Daftar Tugas:
a) Jawablah pertanyaan berikut berdasarkan teks tentang Myanmar.
(i) Pada tanggal berapa junta militer mengubah nama Burma menjadi Myanmar?
(ii) Berapa persen suara yang dimenangi partai pro-demokrasi pimpinan Aung San Suu Kyi pada pemilu 1990?
(iii) Ke kota mana ibu kota dipindahkan, dan pada tanggal berapa?
b) Ganti nama "Perancis" menjadi "Prancis" di teks tentang Myanmar, lalu tuliskan seluruh bagiannya mulai dari "PBB, yang mengakui" sampai ke "Jerman menggunakan Burma.".

Kutipan Teks:
----
Kamis, 03 Juli 2008

YAGOON BURMA( MYANMAR )

Sejarah Yagoon Burma ( Myanmar )
Persatuan Myanmar (juga dikenal sebagai Burma) adalah sebuah negara di Asia Tenggara. Negara seluas 680 km² ini telah diperintah oleh pemerintahan militer sejak kudeta tahun 1988. Negara ini adalah negara berkembang dan memiliki populasi lebih dari 50 juta jiwa. Ibu kota negara ini sebelumnya terletak di Yangon sebelum dipindahkan oleh pemerintahan junta militer ke Naypyidaw pada tanggal 7 November 2005.
Pada 1988, terjadi gelombang demonstrasi besar menentang pemerintahan junta militer. Gelombang demonstrasi ini berakhir dengan tindak kekerasan yang dilakukan tentara terhadap para demonstran. Lebih dari 3000 orang terbunuh.
Pada pemilu 1990 partai pro-demokrasi pimpinan Aung San Suu Kyi memenangi 82 persen suara namun hasil pemilu ini tidak diakui rezim militer yang berkuasa.

Perubahan nama
Perubahan nama dari Burma menjadi Myanmar dilakukan oleh pemerintahan junta militer pada tanggal 18 Juni 1989. Junta militer merubah nama Burma menjadi Myanmar agar etnis non-Burma merasa menjadi bagian dari negara. Walaupun begitu, perubahan nama ini tidak sepenuhnya diadopsi oleh dunia internasional.
Beberapa negara Eropa seperti Inggris dan Irlandia yang tidak mengakui legitimasi kekuasaan junta militer tetap menggunakan "Burma" untuk merujuk kepada negara tersebut.
PBB, yang mengakui hak negara untuk menentukan nama negaranya, menggunakan Myanmar, begitu pula dengan Perancis dan Jerman. Di Jerman, kementerian luar negeri menggunakan Myanmar, tetapi hampir seluruh media Jerman menggunakan Burma.
Pemerintah AS, yang tidak mengakui legitimasi kekuasaan junta militer tetap menggunakan Burma tetapi mayoritas media besar seperti The New York Times, CNN dan Associated Press menggunakan Myanmar.
Pemerintah junta juga mengubah nama Rangoon menjadi Yangon. Pada 2005, pemerintah membangun ibu kota baru, bernama Naypyidaw.
----
Bahan yang Disediakan:
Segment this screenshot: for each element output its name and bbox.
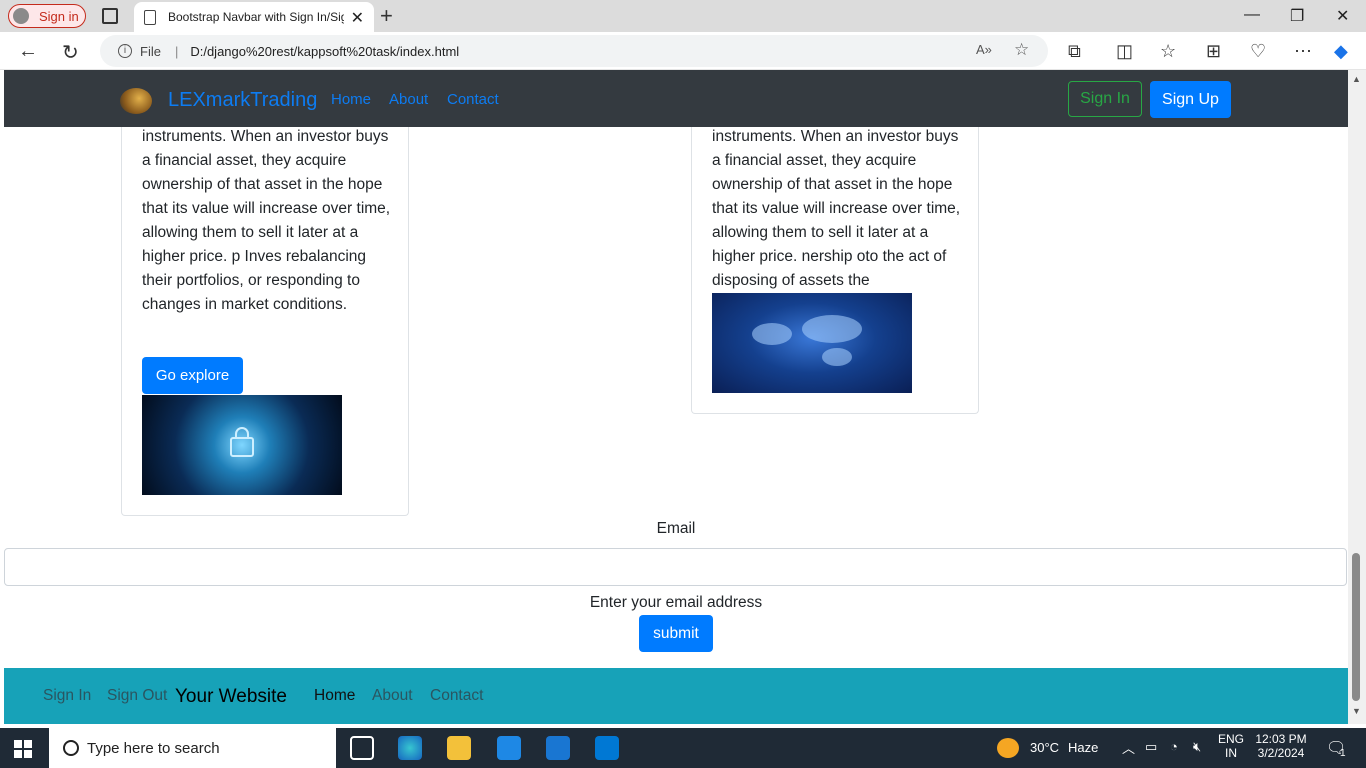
----
Jawaban Tugas:
a)
(i) 18 Juni 1989.
(ii) 82 persen.
(iii) Ke Naypyidaw, pada tanggal 7 November 2005.

b)
PBB, yang mengakui hak negara untuk menentukan nama negaranya, menggunakan Myanmar, begitu pula dengan Prancis dan Jerman. Di Jerman, kementerian luar negeri menggunakan Myanmar, tetapi hampir seluruh media Jerman menggunakan Burma.